## STATED TASK:
Return all the data below as it stands, minus the pictures.

start LISTED RECORDS

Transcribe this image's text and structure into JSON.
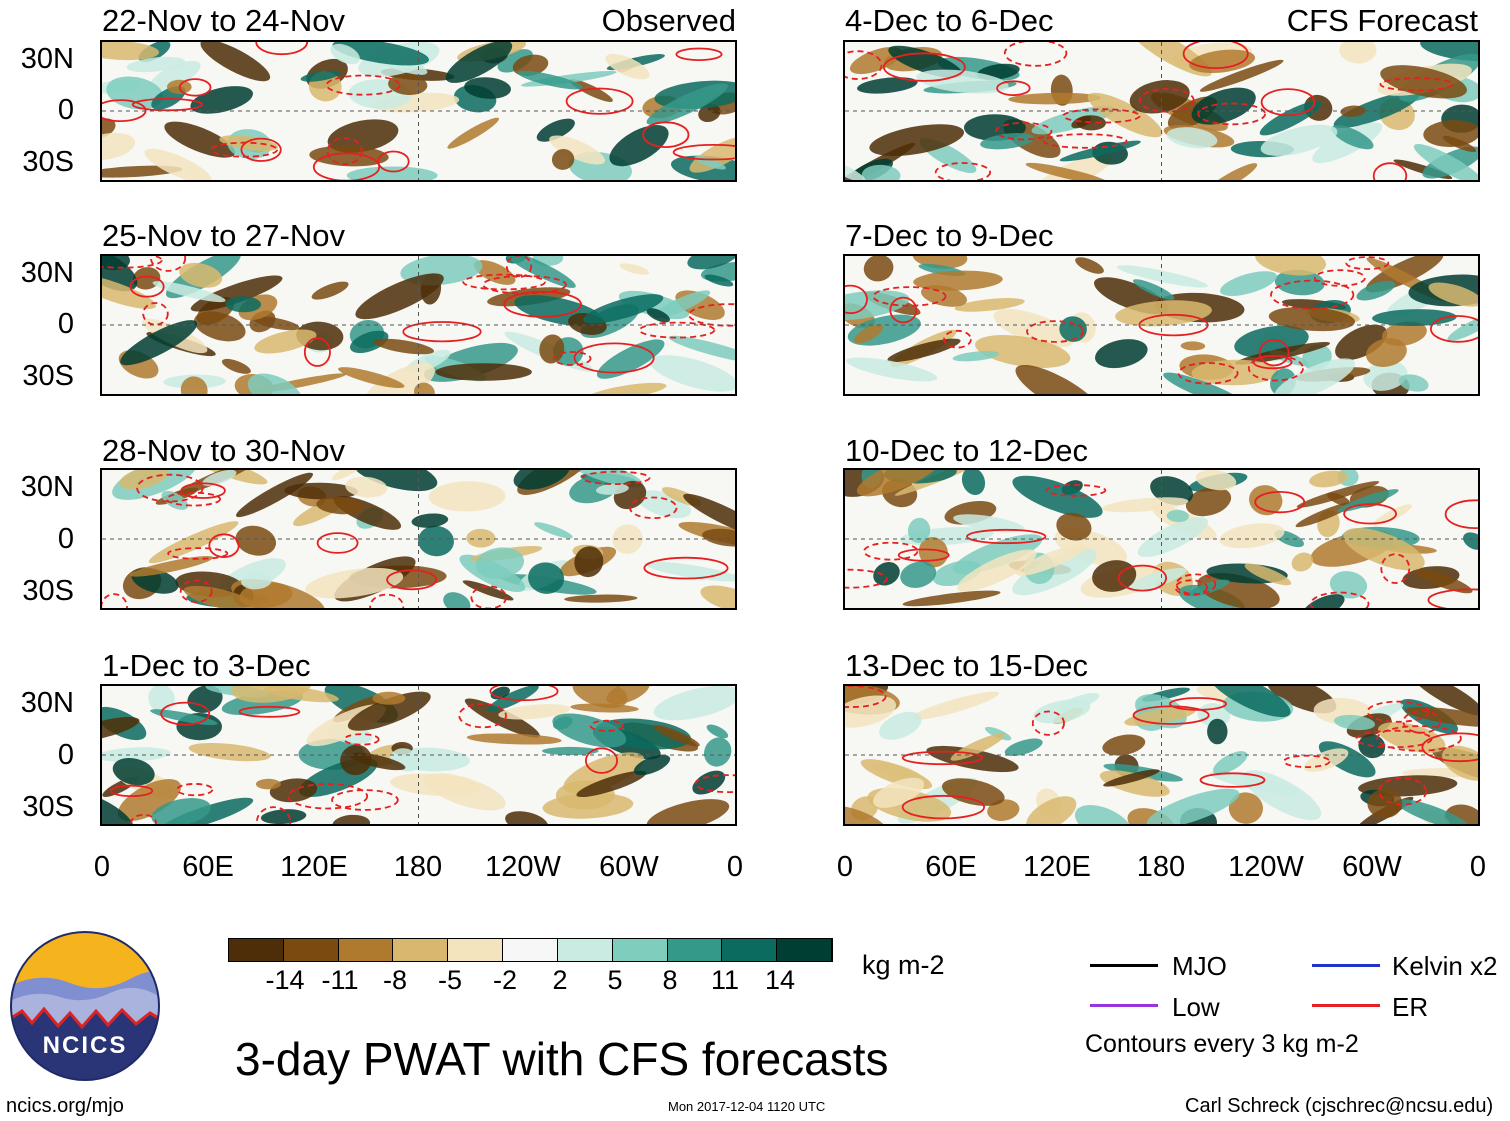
{
  "colors": {
    "mjo": "#000000",
    "low": "#9933dd",
    "kelvin": "#2233cc",
    "er": "#e62020",
    "scale": [
      "#4d2e08",
      "#7a4a10",
      "#b07a2e",
      "#d8b86e",
      "#f3e4be",
      "#f7f7f7",
      "#c9ebe2",
      "#7ecdbd",
      "#35998a",
      "#0b6b5f",
      "#003d33"
    ]
  },
  "panels": [
    {
      "title": "22-Nov to 24-Nov",
      "tag": "Observed"
    },
    {
      "title": "25-Nov to 27-Nov",
      "tag": ""
    },
    {
      "title": "28-Nov to 30-Nov",
      "tag": ""
    },
    {
      "title": "1-Dec to 3-Dec",
      "tag": ""
    },
    {
      "title": "4-Dec to 6-Dec",
      "tag": "CFS Forecast"
    },
    {
      "title": "7-Dec to 9-Dec",
      "tag": ""
    },
    {
      "title": "10-Dec to 12-Dec",
      "tag": ""
    },
    {
      "title": "13-Dec to 15-Dec",
      "tag": ""
    }
  ],
  "lat_labels": [
    "30N",
    "0",
    "30S"
  ],
  "lon_labels": [
    "0",
    "60E",
    "120E",
    "180",
    "120W",
    "60W",
    "0"
  ],
  "colorbar": {
    "ticks": [
      "-14",
      "-11",
      "-8",
      "-5",
      "-2",
      "2",
      "5",
      "8",
      "11",
      "14"
    ],
    "units": "kg m-2"
  },
  "legend": {
    "mjo": "MJO",
    "kelvin": "Kelvin x2",
    "low": "Low",
    "er": "ER",
    "note": "Contours every 3 kg m-2"
  },
  "title": "3-day PWAT with CFS forecasts",
  "logo_text": "NCICS",
  "footer": {
    "url": "ncics.org/mjo",
    "timestamp": "Mon 2017-12-04 1120 UTC",
    "credit": "Carl Schreck (cjschrec@ncsu.edu)"
  }
}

end LISTED RECORDS

## RESPONSE TO THE TASK:
Transcribe this image's text and structure into JSON.
{
  "colors": {
    "mjo": "#000000",
    "low": "#9933dd",
    "kelvin": "#2233cc",
    "er": "#e62020",
    "scale": [
      "#4d2e08",
      "#7a4a10",
      "#b07a2e",
      "#d8b86e",
      "#f3e4be",
      "#f7f7f7",
      "#c9ebe2",
      "#7ecdbd",
      "#35998a",
      "#0b6b5f",
      "#003d33"
    ]
  },
  "panels": [
    {
      "title": "22-Nov to 24-Nov",
      "tag": "Observed"
    },
    {
      "title": "25-Nov to 27-Nov",
      "tag": ""
    },
    {
      "title": "28-Nov to 30-Nov",
      "tag": ""
    },
    {
      "title": "1-Dec to 3-Dec",
      "tag": ""
    },
    {
      "title": "4-Dec to 6-Dec",
      "tag": "CFS Forecast"
    },
    {
      "title": "7-Dec to 9-Dec",
      "tag": ""
    },
    {
      "title": "10-Dec to 12-Dec",
      "tag": ""
    },
    {
      "title": "13-Dec to 15-Dec",
      "tag": ""
    }
  ],
  "lat_labels": [
    "30N",
    "0",
    "30S"
  ],
  "lon_labels": [
    "0",
    "60E",
    "120E",
    "180",
    "120W",
    "60W",
    "0"
  ],
  "colorbar": {
    "ticks": [
      "-14",
      "-11",
      "-8",
      "-5",
      "-2",
      "2",
      "5",
      "8",
      "11",
      "14"
    ],
    "units": "kg m-2"
  },
  "legend": {
    "mjo": "MJO",
    "kelvin": "Kelvin x2",
    "low": "Low",
    "er": "ER",
    "note": "Contours every 3 kg m-2"
  },
  "title": "3-day PWAT with CFS forecasts",
  "logo_text": "NCICS",
  "footer": {
    "url": "ncics.org/mjo",
    "timestamp": "Mon 2017-12-04 1120 UTC",
    "credit": "Carl Schreck (cjschrec@ncsu.edu)"
  }
}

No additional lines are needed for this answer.